%%

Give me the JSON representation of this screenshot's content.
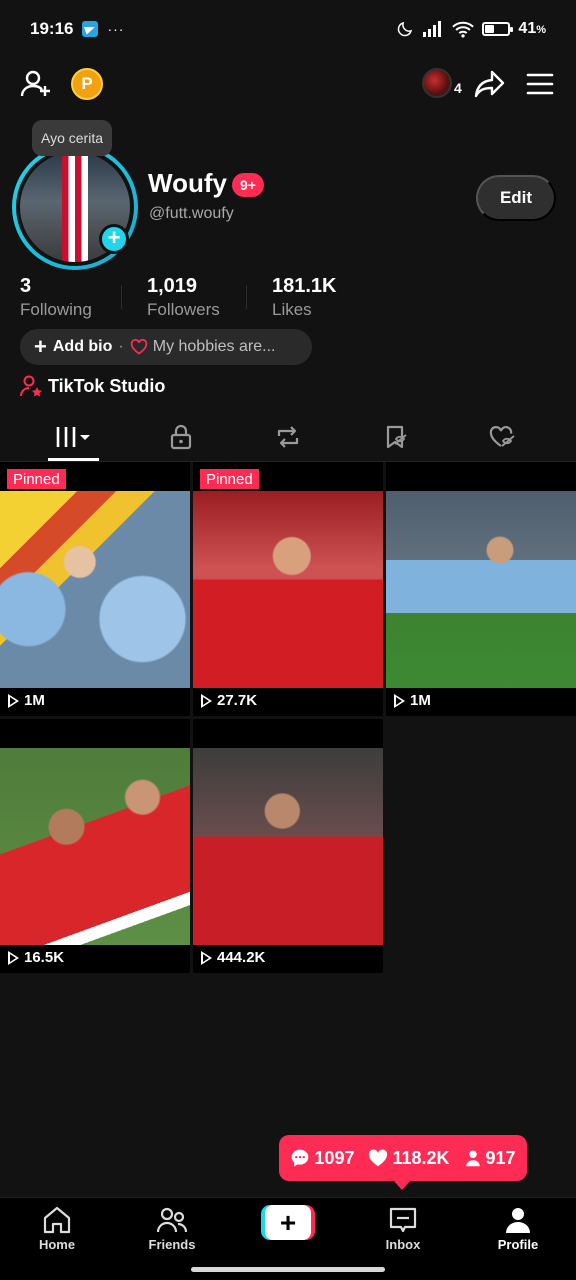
{
  "status_bar": {
    "time": "19:16",
    "dots": "···",
    "battery_percent": 41,
    "battery_text": "41",
    "battery_unit": "%"
  },
  "top_bar": {
    "coin_label": "P",
    "notif_count": "4"
  },
  "profile": {
    "tooltip": "Ayo cerita",
    "display_name": "Woufy",
    "badge": "9+",
    "handle": "@futt.woufy",
    "edit_label": "Edit"
  },
  "stats": [
    {
      "value": "3",
      "label": "Following"
    },
    {
      "value": "1,019",
      "label": "Followers"
    },
    {
      "value": "181.1K",
      "label": "Likes"
    }
  ],
  "bio": {
    "add_label": "Add bio",
    "separator": "·",
    "hint": "My hobbies are..."
  },
  "studio_label": "TikTok Studio",
  "tabs": [
    "videos",
    "private",
    "reposts",
    "favorites",
    "liked"
  ],
  "videos": [
    {
      "pinned": "Pinned",
      "views": "1M"
    },
    {
      "pinned": "Pinned",
      "views": "27.7K"
    },
    {
      "pinned": "",
      "views": "1M"
    },
    {
      "pinned": "",
      "views": "16.5K"
    },
    {
      "pinned": "",
      "views": "444.2K"
    }
  ],
  "toast": {
    "comments": "1097",
    "likes": "118.2K",
    "followers": "917"
  },
  "bottom_nav": {
    "home": "Home",
    "friends": "Friends",
    "create": "+",
    "inbox": "Inbox",
    "profile": "Profile"
  },
  "colors": {
    "accent": "#fe2c55",
    "cyan": "#20d5ec",
    "background": "#121212"
  }
}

%%

What is needed>
Copy out every line of the material above exactly, skipping the pictures.

The completed task>
Give me the JSON representation of this screenshot's content.
{
  "status_bar": {
    "time": "19:16",
    "dots": "···",
    "battery_percent": 41,
    "battery_text": "41",
    "battery_unit": "%"
  },
  "top_bar": {
    "coin_label": "P",
    "notif_count": "4"
  },
  "profile": {
    "tooltip": "Ayo cerita",
    "display_name": "Woufy",
    "badge": "9+",
    "handle": "@futt.woufy",
    "edit_label": "Edit"
  },
  "stats": [
    {
      "value": "3",
      "label": "Following"
    },
    {
      "value": "1,019",
      "label": "Followers"
    },
    {
      "value": "181.1K",
      "label": "Likes"
    }
  ],
  "bio": {
    "add_label": "Add bio",
    "separator": "·",
    "hint": "My hobbies are..."
  },
  "studio_label": "TikTok Studio",
  "tabs": [
    "videos",
    "private",
    "reposts",
    "favorites",
    "liked"
  ],
  "videos": [
    {
      "pinned": "Pinned",
      "views": "1M"
    },
    {
      "pinned": "Pinned",
      "views": "27.7K"
    },
    {
      "pinned": "",
      "views": "1M"
    },
    {
      "pinned": "",
      "views": "16.5K"
    },
    {
      "pinned": "",
      "views": "444.2K"
    }
  ],
  "toast": {
    "comments": "1097",
    "likes": "118.2K",
    "followers": "917"
  },
  "bottom_nav": {
    "home": "Home",
    "friends": "Friends",
    "create": "+",
    "inbox": "Inbox",
    "profile": "Profile"
  },
  "colors": {
    "accent": "#fe2c55",
    "cyan": "#20d5ec",
    "background": "#121212"
  }
}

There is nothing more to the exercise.